- **SELECTED EXCERPT**:

━━━━━━━━━━

The open source model

Open source is a collaborative software development and distribution model that allows people with common interests to gather and produce something that no individual can create on their own. It allows the creation of value that is bigger than the sum of its parts. Open source is enabled by distributed collaboration tools (IRC, email, git, wiki, issue trackers, etc.), distributed and protected by an open source licensing model and often governed by software foundations such as the Apache Software Foundation (ASF), Cloud Native Computing Foundation (CNCF), etc.

One interesting aspect of the open source model is the lack of financial incentives in its core. Some people believe open source work should remain detached from money and remain a free and voluntary activity driven only by intrinsic motivators (such as "common purpose" and "for the greater good”). Others believe open source work should be rewarded directly or indirectly through extrinsic motivators (such as financial incentive). While the idea of open source projects prospering only through voluntary contributions is romantic, in reality, the majority of open source contributions are done through paid development. Yes, we have a lot of voluntary contributions, but these are on a temporary basis from contributors who come and go, or for exceptionally popular projects while they are at their peak. Creating and sustaining open source projects that are useful for enterprises requires developing, documenting, testing, and bug-fixing for prolonged periods, even when the software is no longer shiny and exciting. It is a boring activity that is best motivated through financial incentives.

━━━━━━━━━━

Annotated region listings
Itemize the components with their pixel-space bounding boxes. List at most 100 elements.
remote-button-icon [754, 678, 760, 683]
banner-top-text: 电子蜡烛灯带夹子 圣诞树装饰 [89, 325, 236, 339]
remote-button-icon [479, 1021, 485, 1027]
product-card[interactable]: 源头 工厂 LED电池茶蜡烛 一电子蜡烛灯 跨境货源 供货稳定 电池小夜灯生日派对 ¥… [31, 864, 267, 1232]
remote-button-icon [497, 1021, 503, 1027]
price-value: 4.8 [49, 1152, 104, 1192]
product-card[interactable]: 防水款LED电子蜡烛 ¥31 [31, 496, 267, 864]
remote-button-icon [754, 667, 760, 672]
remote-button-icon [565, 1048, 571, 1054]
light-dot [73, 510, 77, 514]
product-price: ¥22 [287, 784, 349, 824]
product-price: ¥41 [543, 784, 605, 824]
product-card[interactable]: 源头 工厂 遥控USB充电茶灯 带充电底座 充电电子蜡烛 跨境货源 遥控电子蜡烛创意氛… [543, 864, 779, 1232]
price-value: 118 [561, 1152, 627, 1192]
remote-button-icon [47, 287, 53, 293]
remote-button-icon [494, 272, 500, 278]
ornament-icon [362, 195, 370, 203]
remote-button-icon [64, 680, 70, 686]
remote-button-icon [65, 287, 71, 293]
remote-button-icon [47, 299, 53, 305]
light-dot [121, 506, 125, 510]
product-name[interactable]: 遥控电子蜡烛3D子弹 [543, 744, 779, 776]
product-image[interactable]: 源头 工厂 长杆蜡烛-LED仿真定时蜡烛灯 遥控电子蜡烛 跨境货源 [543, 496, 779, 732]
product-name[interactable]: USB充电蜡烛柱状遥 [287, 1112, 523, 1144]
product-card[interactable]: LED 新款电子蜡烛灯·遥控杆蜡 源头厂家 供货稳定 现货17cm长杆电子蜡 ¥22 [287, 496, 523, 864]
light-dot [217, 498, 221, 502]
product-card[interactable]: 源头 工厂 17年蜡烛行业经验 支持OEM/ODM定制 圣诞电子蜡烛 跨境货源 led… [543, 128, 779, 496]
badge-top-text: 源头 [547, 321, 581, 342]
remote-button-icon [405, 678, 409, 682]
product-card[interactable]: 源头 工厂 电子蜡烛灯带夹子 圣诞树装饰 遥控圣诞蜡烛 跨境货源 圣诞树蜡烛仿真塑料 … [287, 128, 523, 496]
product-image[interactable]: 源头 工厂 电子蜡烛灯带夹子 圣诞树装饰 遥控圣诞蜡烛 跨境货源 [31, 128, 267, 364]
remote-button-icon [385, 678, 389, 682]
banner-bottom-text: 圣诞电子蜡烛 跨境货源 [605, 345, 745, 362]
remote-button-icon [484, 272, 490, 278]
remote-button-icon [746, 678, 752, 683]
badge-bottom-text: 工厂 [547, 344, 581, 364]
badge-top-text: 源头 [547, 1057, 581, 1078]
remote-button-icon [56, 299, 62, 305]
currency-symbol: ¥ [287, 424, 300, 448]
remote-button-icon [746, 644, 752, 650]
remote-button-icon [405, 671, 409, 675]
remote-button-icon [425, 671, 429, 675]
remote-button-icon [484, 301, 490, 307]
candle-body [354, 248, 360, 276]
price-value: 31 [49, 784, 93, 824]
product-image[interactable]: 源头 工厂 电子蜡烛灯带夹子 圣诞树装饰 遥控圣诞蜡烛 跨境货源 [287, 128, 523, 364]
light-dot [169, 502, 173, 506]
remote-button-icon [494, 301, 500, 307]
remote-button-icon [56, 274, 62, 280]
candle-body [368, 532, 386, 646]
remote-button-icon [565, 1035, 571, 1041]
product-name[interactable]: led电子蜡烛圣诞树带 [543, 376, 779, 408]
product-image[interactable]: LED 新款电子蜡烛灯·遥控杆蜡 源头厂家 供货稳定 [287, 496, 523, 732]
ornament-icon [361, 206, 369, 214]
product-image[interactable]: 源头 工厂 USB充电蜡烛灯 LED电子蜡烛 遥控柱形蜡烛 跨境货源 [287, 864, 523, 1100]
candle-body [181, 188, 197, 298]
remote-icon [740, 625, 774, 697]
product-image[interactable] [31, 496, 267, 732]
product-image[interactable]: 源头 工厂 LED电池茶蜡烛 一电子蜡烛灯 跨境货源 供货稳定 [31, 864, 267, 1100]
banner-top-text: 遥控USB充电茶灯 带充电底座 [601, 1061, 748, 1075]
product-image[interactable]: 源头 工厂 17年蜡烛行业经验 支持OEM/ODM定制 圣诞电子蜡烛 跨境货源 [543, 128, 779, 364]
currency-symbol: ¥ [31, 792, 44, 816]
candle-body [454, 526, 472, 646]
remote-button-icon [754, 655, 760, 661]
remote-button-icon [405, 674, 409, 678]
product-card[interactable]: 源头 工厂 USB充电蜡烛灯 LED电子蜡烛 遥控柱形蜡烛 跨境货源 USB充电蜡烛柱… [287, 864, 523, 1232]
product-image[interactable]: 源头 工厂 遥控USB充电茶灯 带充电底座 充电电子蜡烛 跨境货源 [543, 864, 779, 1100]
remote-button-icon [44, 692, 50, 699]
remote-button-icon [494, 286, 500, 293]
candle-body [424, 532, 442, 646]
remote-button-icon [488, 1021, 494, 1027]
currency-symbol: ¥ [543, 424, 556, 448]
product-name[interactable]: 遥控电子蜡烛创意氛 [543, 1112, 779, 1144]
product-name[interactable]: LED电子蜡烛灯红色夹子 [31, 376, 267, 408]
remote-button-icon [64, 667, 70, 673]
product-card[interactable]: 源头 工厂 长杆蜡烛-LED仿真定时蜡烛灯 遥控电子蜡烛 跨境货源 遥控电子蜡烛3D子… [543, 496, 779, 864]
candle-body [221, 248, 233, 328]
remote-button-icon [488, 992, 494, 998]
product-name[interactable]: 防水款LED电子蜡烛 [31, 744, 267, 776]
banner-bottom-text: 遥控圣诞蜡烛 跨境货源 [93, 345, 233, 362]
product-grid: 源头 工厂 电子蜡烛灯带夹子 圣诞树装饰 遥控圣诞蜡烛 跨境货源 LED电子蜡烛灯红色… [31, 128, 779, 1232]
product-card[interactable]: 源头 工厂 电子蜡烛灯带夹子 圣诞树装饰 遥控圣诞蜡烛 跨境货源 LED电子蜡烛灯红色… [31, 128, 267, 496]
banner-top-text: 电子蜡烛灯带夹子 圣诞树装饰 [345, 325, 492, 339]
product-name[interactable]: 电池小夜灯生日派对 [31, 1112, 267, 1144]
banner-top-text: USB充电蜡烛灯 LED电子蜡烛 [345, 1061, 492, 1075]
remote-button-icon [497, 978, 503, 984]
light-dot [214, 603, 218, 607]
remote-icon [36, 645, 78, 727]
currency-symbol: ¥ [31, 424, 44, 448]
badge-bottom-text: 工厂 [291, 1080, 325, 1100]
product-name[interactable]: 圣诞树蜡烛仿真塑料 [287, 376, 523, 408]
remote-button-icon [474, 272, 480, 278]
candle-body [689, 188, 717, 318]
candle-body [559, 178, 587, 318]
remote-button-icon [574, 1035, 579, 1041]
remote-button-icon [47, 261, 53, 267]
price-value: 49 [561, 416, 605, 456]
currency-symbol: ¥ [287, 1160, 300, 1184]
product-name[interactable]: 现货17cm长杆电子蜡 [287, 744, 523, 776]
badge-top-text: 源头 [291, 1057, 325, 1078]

━━━━━━━━━━

- **EXERCISE SET**:
- A) Decide whether each statement agrees with the passage on the open source model, answering yes or no and quoting the words of the passage that settle it. (i) Most open source contributions are done through paid development. (ii) Voluntary contributors usually stay with a project over long periods. (iii) Financial incentives sit at the core of the open source model.
- B) Proceed with the passage on the open source model, writing on from its last sentence.
The records are material apart from the passage on the open source model.

- **RESULTS**:
- A)
(i) Yes: "in reality, the majority of open source contributions are done through paid development."
(ii) No: "these are on a temporary basis from contributors who come and go."
(iii) No: "the lack of financial incentives in its core."

- B)
Commercial open source

Software foundations such as ASF survive on donations and other income streams such as sponsorships, conference fees, etc. But those funds are primarily used to run the foundations, to provide legal protection for the projects, and to ensure there are enough servers to run builds, issue trackers, mailing lists, etc.

Similarly, CNCF has member fees and other income streams, which are used to run the foundation and provide resources for the projects. These days, most software is not built on laptops; it is run and tested on hundreds of machines on the cloud, and that requires money. Creating marketing campaigns, brand designs, distributing stickers, etc. takes money, and some foundations can assist with that as well. At its core, foundations implement the right processes to interact with users, developers, and control mechanisms and ensure distribution of available financial resources to open source projects for the common good.

If users of open source projects can donate money and the foundations can distribute it in a fair way, what is missing?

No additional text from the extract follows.